SHORT EXERCISE — Locate every line that holds the string "Interval" and copy it.

Stored items from a collection
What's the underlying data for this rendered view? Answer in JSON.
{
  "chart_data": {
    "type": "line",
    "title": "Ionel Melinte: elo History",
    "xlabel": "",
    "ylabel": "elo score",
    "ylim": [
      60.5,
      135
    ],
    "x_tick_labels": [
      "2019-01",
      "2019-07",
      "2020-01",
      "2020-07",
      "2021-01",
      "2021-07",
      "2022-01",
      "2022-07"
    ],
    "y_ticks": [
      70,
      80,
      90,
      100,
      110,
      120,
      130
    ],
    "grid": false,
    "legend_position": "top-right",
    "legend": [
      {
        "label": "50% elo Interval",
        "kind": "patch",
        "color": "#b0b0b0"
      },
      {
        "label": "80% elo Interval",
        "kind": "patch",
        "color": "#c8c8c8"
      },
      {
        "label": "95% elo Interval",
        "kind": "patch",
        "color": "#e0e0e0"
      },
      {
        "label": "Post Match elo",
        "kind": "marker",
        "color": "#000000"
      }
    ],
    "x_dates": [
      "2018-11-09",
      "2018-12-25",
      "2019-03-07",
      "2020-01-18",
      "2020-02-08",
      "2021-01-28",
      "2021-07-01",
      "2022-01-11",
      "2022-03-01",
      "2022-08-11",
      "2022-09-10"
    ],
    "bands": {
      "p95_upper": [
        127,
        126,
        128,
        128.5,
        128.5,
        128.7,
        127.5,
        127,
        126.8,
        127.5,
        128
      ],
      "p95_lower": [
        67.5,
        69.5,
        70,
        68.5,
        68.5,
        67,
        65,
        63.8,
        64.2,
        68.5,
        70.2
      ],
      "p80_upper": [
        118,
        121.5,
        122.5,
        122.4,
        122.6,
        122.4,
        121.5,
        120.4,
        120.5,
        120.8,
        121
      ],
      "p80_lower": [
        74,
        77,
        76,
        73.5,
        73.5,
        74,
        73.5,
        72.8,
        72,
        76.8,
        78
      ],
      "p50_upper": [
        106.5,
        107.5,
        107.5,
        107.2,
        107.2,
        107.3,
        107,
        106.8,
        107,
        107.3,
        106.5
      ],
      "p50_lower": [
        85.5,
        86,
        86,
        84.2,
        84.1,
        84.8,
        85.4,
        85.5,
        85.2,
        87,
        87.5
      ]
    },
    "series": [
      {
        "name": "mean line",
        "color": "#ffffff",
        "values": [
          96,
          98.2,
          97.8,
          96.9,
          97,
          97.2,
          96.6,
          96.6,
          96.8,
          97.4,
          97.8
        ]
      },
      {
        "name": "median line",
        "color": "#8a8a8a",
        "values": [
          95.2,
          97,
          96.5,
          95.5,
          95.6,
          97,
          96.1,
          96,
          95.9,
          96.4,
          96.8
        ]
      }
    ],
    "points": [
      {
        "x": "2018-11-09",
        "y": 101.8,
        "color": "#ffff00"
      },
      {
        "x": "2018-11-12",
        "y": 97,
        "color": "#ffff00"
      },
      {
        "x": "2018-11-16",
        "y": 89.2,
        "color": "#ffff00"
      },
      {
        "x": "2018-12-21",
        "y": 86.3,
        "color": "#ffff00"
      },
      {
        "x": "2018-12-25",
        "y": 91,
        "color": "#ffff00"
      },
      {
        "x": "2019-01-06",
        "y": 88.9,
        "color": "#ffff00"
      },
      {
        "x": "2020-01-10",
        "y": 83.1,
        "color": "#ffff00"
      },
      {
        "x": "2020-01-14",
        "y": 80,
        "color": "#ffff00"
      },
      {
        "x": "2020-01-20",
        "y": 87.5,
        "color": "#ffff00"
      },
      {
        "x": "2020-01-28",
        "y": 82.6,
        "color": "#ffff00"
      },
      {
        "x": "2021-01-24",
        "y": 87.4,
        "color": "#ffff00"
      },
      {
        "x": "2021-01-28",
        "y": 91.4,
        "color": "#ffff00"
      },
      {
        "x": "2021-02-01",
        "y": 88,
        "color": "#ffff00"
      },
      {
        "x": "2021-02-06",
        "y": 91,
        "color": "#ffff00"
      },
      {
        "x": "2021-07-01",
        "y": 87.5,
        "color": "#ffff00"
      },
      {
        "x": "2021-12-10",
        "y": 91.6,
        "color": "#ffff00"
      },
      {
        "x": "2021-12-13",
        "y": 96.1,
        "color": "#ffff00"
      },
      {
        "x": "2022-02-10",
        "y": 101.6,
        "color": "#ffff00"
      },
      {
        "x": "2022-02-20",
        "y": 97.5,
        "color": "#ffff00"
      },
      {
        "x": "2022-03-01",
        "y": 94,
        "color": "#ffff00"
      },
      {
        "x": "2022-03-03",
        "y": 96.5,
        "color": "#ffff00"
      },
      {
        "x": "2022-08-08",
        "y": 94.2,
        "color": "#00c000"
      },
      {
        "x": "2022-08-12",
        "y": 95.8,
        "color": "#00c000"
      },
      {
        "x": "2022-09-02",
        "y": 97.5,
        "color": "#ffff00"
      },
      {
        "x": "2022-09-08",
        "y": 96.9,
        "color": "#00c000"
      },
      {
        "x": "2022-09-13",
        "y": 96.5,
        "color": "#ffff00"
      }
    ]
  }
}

TASK ANSWER —
        "label": "50% elo Interval",
        "label": "80% elo Interval",
        "label": "95% elo Interval",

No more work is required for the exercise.